Exercise details:
Exactly repeat the full listing that follows.

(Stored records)
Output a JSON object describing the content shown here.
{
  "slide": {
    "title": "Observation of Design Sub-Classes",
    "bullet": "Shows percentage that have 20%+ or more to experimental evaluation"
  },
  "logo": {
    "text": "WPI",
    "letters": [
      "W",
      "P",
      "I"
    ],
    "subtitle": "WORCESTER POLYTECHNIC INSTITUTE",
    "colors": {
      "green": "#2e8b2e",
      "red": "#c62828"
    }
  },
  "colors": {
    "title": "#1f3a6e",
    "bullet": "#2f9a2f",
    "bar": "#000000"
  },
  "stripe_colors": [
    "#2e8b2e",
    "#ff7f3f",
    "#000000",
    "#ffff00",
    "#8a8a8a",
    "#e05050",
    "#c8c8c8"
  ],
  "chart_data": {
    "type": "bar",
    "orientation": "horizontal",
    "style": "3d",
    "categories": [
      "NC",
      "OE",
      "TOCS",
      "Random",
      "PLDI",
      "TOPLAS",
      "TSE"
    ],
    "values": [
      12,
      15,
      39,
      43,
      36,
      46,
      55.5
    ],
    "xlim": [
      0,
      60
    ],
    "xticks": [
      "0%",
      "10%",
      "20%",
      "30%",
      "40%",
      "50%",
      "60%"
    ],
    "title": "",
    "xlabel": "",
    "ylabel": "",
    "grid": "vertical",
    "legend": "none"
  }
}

Correct response:
Output a JSON object describing the content shown here.
{
  "slide": {
    "title": "Observation of Design Sub-Classes",
    "bullet": "Shows percentage that have 20%+ or more to experimental evaluation"
  },
  "logo": {
    "text": "WPI",
    "letters": [
      "W",
      "P",
      "I"
    ],
    "subtitle": "WORCESTER POLYTECHNIC INSTITUTE",
    "colors": {
      "green": "#2e8b2e",
      "red": "#c62828"
    }
  },
  "colors": {
    "title": "#1f3a6e",
    "bullet": "#2f9a2f",
    "bar": "#000000"
  },
  "stripe_colors": [
    "#2e8b2e",
    "#ff7f3f",
    "#000000",
    "#ffff00",
    "#8a8a8a",
    "#e05050",
    "#c8c8c8"
  ],
  "chart_data": {
    "type": "bar",
    "orientation": "horizontal",
    "style": "3d",
    "categories": [
      "NC",
      "OE",
      "TOCS",
      "Random",
      "PLDI",
      "TOPLAS",
      "TSE"
    ],
    "values": [
      12,
      15,
      39,
      43,
      36,
      46,
      55.5
    ],
    "xlim": [
      0,
      60
    ],
    "xticks": [
      "0%",
      "10%",
      "20%",
      "30%",
      "40%",
      "50%",
      "60%"
    ],
    "title": "",
    "xlabel": "",
    "ylabel": "",
    "grid": "vertical",
    "legend": "none"
  }
}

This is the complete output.